Task objective: The entries below are to be transcribed in full, without their images.

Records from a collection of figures

====

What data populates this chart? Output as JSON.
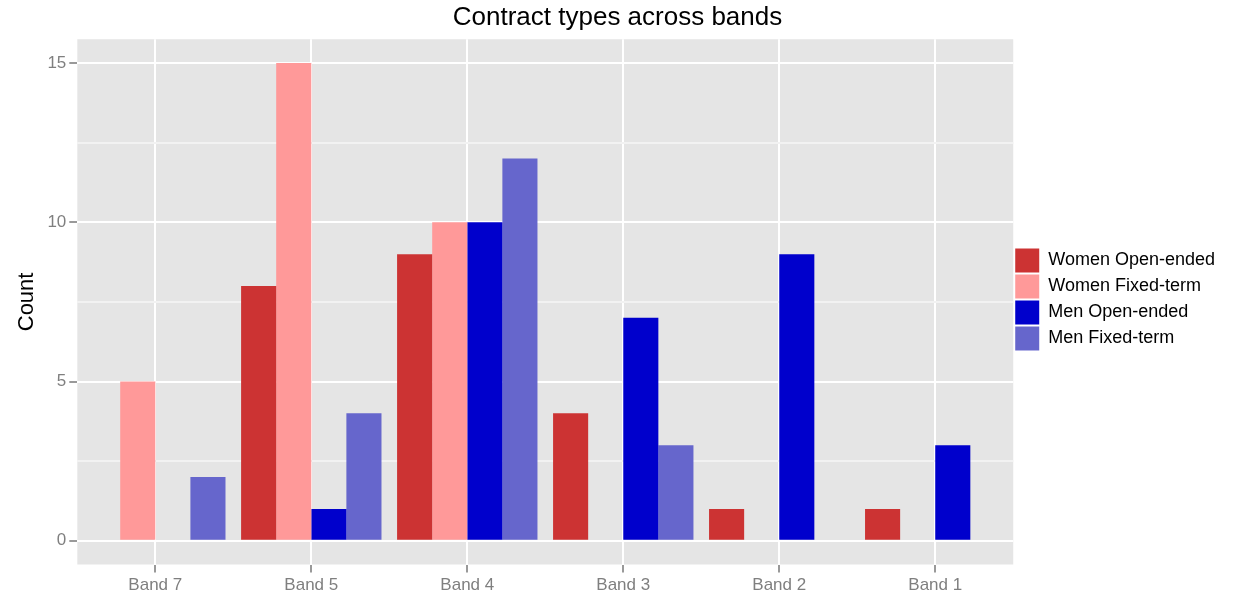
{
  "chart_data": {
    "type": "bar",
    "title": "Contract types across bands",
    "ylabel": "Count",
    "categories": [
      "Band 7",
      "Band 5",
      "Band 4",
      "Band 3",
      "Band 2",
      "Band 1"
    ],
    "series": [
      {
        "name": "Women Open-ended",
        "color": "#cc3333",
        "values": [
          null,
          8,
          9,
          4,
          1,
          1
        ]
      },
      {
        "name": "Women Fixed-term",
        "color": "#ff9999",
        "values": [
          5,
          15,
          10,
          null,
          null,
          null
        ]
      },
      {
        "name": "Men Open-ended",
        "color": "#0000cc",
        "values": [
          null,
          1,
          10,
          7,
          9,
          3
        ]
      },
      {
        "name": "Men Fixed-term",
        "color": "#6666cc",
        "values": [
          2,
          4,
          12,
          3,
          null,
          null
        ]
      }
    ],
    "ylim": [
      -0.75,
      15.75
    ],
    "yticks": [
      0,
      {
        "value": 2.5,
        "label": null
      },
      5,
      {
        "value": 7.5,
        "label": null
      },
      10,
      {
        "value": 12.5,
        "label": null
      },
      15
    ],
    "grid": true,
    "legend": "right"
  }
}
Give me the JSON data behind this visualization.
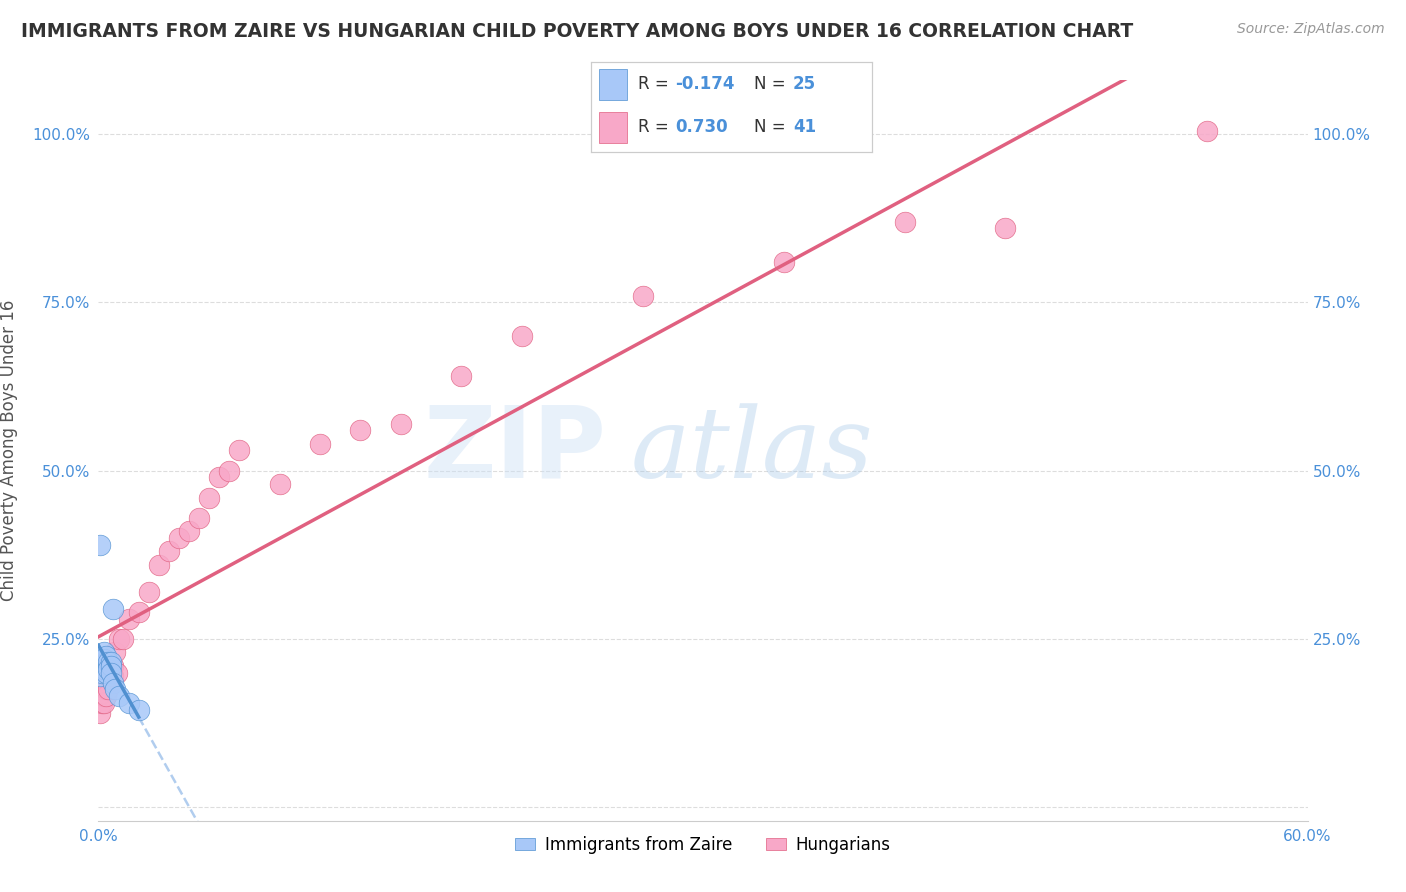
{
  "title": "IMMIGRANTS FROM ZAIRE VS HUNGARIAN CHILD POVERTY AMONG BOYS UNDER 16 CORRELATION CHART",
  "source": "Source: ZipAtlas.com",
  "ylabel": "Child Poverty Among Boys Under 16",
  "xlim": [
    0.0,
    0.6
  ],
  "ylim": [
    -0.02,
    1.08
  ],
  "xticks": [
    0.0,
    0.1,
    0.2,
    0.3,
    0.4,
    0.5,
    0.6
  ],
  "xticklabels": [
    "0.0%",
    "",
    "",
    "",
    "",
    "",
    "60.0%"
  ],
  "yticks": [
    0.0,
    0.25,
    0.5,
    0.75,
    1.0
  ],
  "yticklabels_left": [
    "",
    "25.0%",
    "50.0%",
    "75.0%",
    "100.0%"
  ],
  "yticklabels_right": [
    "",
    "25.0%",
    "50.0%",
    "75.0%",
    "100.0%"
  ],
  "watermark_zip": "ZIP",
  "watermark_atlas": "atlas",
  "legend_r1": "-0.174",
  "legend_n1": "25",
  "legend_r2": "0.730",
  "legend_n2": "41",
  "legend_label1": "Immigrants from Zaire",
  "legend_label2": "Hungarians",
  "blue_color": "#a8c8f8",
  "pink_color": "#f8a8c8",
  "blue_line_color": "#5090d0",
  "pink_line_color": "#e06080",
  "blue_dashed_color": "#90b8e8",
  "background_color": "#ffffff",
  "grid_color": "#dddddd",
  "tick_color": "#4a90d9",
  "title_color": "#333333",
  "source_color": "#999999",
  "zaire_x": [
    0.001,
    0.001,
    0.001,
    0.002,
    0.002,
    0.002,
    0.002,
    0.003,
    0.003,
    0.003,
    0.004,
    0.004,
    0.004,
    0.005,
    0.005,
    0.005,
    0.006,
    0.006,
    0.006,
    0.007,
    0.007,
    0.008,
    0.01,
    0.015,
    0.02
  ],
  "zaire_y": [
    0.39,
    0.21,
    0.195,
    0.22,
    0.215,
    0.2,
    0.21,
    0.23,
    0.22,
    0.205,
    0.215,
    0.225,
    0.2,
    0.21,
    0.215,
    0.205,
    0.215,
    0.21,
    0.2,
    0.295,
    0.185,
    0.175,
    0.165,
    0.155,
    0.145
  ],
  "hungarian_x": [
    0.001,
    0.001,
    0.002,
    0.002,
    0.003,
    0.003,
    0.004,
    0.004,
    0.005,
    0.005,
    0.006,
    0.006,
    0.007,
    0.007,
    0.008,
    0.009,
    0.01,
    0.012,
    0.015,
    0.02,
    0.025,
    0.03,
    0.035,
    0.04,
    0.045,
    0.05,
    0.055,
    0.06,
    0.065,
    0.07,
    0.09,
    0.11,
    0.13,
    0.15,
    0.18,
    0.21,
    0.27,
    0.34,
    0.4,
    0.45,
    0.55
  ],
  "hungarian_y": [
    0.14,
    0.175,
    0.155,
    0.17,
    0.165,
    0.155,
    0.175,
    0.165,
    0.195,
    0.175,
    0.19,
    0.205,
    0.21,
    0.195,
    0.23,
    0.2,
    0.25,
    0.25,
    0.28,
    0.29,
    0.32,
    0.36,
    0.38,
    0.4,
    0.41,
    0.43,
    0.46,
    0.49,
    0.5,
    0.53,
    0.48,
    0.54,
    0.56,
    0.57,
    0.64,
    0.7,
    0.76,
    0.81,
    0.87,
    0.86,
    1.005
  ],
  "zaire_line_x0": 0.0,
  "zaire_line_x1": 0.025,
  "hungarian_line_x0": 0.0,
  "hungarian_line_x1": 0.575
}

====

Exercise response:
What data populates this chart? Output as JSON.
{
  "chart_data": {
    "type": "bar",
    "title": "Contract types across bands",
    "ylabel": "Count",
    "categories": [
      "Band 7",
      "Band 5",
      "Band 4",
      "Band 3",
      "Band 2",
      "Band 1"
    ],
    "series": [
      {
        "name": "Women Open-ended",
        "color": "#cc3333",
        "values": [
          null,
          8,
          9,
          4,
          1,
          1
        ]
      },
      {
        "name": "Women Fixed-term",
        "color": "#ff9999",
        "values": [
          5,
          15,
          10,
          null,
          null,
          null
        ]
      },
      {
        "name": "Men Open-ended",
        "color": "#0000cc",
        "values": [
          null,
          1,
          10,
          7,
          9,
          3
        ]
      },
      {
        "name": "Men Fixed-term",
        "color": "#6666cc",
        "values": [
          2,
          4,
          12,
          3,
          null,
          null
        ]
      }
    ],
    "ylim": [
      -0.75,
      15.75
    ],
    "yticks": [
      0,
      {
        "value": 2.5,
        "label": null
      },
      5,
      {
        "value": 7.5,
        "label": null
      },
      10,
      {
        "value": 12.5,
        "label": null
      },
      15
    ],
    "grid": true,
    "legend": "right"
  }
}
Give me the JSON data behind this visualization.
{
  "title": "IMMIGRANTS FROM ZAIRE VS HUNGARIAN CHILD POVERTY AMONG BOYS UNDER 16 CORRELATION CHART",
  "source": "Source: ZipAtlas.com",
  "ylabel": "Child Poverty Among Boys Under 16",
  "xlim": [
    0.0,
    0.6
  ],
  "ylim": [
    -0.02,
    1.08
  ],
  "xticks": [
    0.0,
    0.1,
    0.2,
    0.3,
    0.4,
    0.5,
    0.6
  ],
  "xticklabels": [
    "0.0%",
    "",
    "",
    "",
    "",
    "",
    "60.0%"
  ],
  "yticks": [
    0.0,
    0.25,
    0.5,
    0.75,
    1.0
  ],
  "yticklabels_left": [
    "",
    "25.0%",
    "50.0%",
    "75.0%",
    "100.0%"
  ],
  "yticklabels_right": [
    "",
    "25.0%",
    "50.0%",
    "75.0%",
    "100.0%"
  ],
  "watermark_zip": "ZIP",
  "watermark_atlas": "atlas",
  "legend_r1": "-0.174",
  "legend_n1": "25",
  "legend_r2": "0.730",
  "legend_n2": "41",
  "legend_label1": "Immigrants from Zaire",
  "legend_label2": "Hungarians",
  "blue_color": "#a8c8f8",
  "pink_color": "#f8a8c8",
  "blue_line_color": "#5090d0",
  "pink_line_color": "#e06080",
  "blue_dashed_color": "#90b8e8",
  "background_color": "#ffffff",
  "grid_color": "#dddddd",
  "tick_color": "#4a90d9",
  "title_color": "#333333",
  "source_color": "#999999",
  "zaire_x": [
    0.001,
    0.001,
    0.001,
    0.002,
    0.002,
    0.002,
    0.002,
    0.003,
    0.003,
    0.003,
    0.004,
    0.004,
    0.004,
    0.005,
    0.005,
    0.005,
    0.006,
    0.006,
    0.006,
    0.007,
    0.007,
    0.008,
    0.01,
    0.015,
    0.02
  ],
  "zaire_y": [
    0.39,
    0.21,
    0.195,
    0.22,
    0.215,
    0.2,
    0.21,
    0.23,
    0.22,
    0.205,
    0.215,
    0.225,
    0.2,
    0.21,
    0.215,
    0.205,
    0.215,
    0.21,
    0.2,
    0.295,
    0.185,
    0.175,
    0.165,
    0.155,
    0.145
  ],
  "hungarian_x": [
    0.001,
    0.001,
    0.002,
    0.002,
    0.003,
    0.003,
    0.004,
    0.004,
    0.005,
    0.005,
    0.006,
    0.006,
    0.007,
    0.007,
    0.008,
    0.009,
    0.01,
    0.012,
    0.015,
    0.02,
    0.025,
    0.03,
    0.035,
    0.04,
    0.045,
    0.05,
    0.055,
    0.06,
    0.065,
    0.07,
    0.09,
    0.11,
    0.13,
    0.15,
    0.18,
    0.21,
    0.27,
    0.34,
    0.4,
    0.45,
    0.55
  ],
  "hungarian_y": [
    0.14,
    0.175,
    0.155,
    0.17,
    0.165,
    0.155,
    0.175,
    0.165,
    0.195,
    0.175,
    0.19,
    0.205,
    0.21,
    0.195,
    0.23,
    0.2,
    0.25,
    0.25,
    0.28,
    0.29,
    0.32,
    0.36,
    0.38,
    0.4,
    0.41,
    0.43,
    0.46,
    0.49,
    0.5,
    0.53,
    0.48,
    0.54,
    0.56,
    0.57,
    0.64,
    0.7,
    0.76,
    0.81,
    0.87,
    0.86,
    1.005
  ],
  "zaire_line_x0": 0.0,
  "zaire_line_x1": 0.025,
  "hungarian_line_x0": 0.0,
  "hungarian_line_x1": 0.575
}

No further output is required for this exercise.